## Set problem
Which lines hold the word "Concreto"? Show each of them.

** start Dataset records **

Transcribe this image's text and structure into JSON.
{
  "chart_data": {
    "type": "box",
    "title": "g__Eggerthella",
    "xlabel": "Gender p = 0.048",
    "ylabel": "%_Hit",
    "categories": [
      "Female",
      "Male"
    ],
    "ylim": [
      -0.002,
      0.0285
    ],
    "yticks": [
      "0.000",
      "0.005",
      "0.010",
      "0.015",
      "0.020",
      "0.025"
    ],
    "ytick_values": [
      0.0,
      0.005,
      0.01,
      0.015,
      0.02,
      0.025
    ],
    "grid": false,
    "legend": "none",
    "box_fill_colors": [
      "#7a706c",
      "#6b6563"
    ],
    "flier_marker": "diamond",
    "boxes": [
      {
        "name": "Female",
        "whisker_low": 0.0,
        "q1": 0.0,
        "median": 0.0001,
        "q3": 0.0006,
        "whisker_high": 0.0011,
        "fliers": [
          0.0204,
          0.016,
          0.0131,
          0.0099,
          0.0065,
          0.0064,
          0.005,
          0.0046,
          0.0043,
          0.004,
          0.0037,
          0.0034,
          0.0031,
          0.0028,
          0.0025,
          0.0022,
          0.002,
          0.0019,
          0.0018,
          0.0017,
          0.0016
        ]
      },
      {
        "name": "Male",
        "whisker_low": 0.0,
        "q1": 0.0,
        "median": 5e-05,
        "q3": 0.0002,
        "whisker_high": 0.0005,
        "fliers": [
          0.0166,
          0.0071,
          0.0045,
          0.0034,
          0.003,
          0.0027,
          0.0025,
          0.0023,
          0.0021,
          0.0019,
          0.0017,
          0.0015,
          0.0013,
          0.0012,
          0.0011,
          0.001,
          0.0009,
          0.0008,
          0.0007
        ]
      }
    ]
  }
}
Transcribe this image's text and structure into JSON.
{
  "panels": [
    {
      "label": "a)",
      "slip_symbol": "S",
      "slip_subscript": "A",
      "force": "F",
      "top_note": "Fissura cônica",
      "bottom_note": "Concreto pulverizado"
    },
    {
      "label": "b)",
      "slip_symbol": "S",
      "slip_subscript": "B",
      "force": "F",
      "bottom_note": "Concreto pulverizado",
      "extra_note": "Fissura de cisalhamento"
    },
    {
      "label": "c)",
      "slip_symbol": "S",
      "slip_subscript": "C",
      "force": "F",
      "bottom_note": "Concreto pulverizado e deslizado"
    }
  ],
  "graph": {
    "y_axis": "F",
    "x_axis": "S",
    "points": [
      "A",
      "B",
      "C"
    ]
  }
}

** end Dataset records **

## Task output
      "bottom_note": "Concreto pulverizado"
      "bottom_note": "Concreto pulverizado",
      "bottom_note": "Concreto pulverizado e deslizado"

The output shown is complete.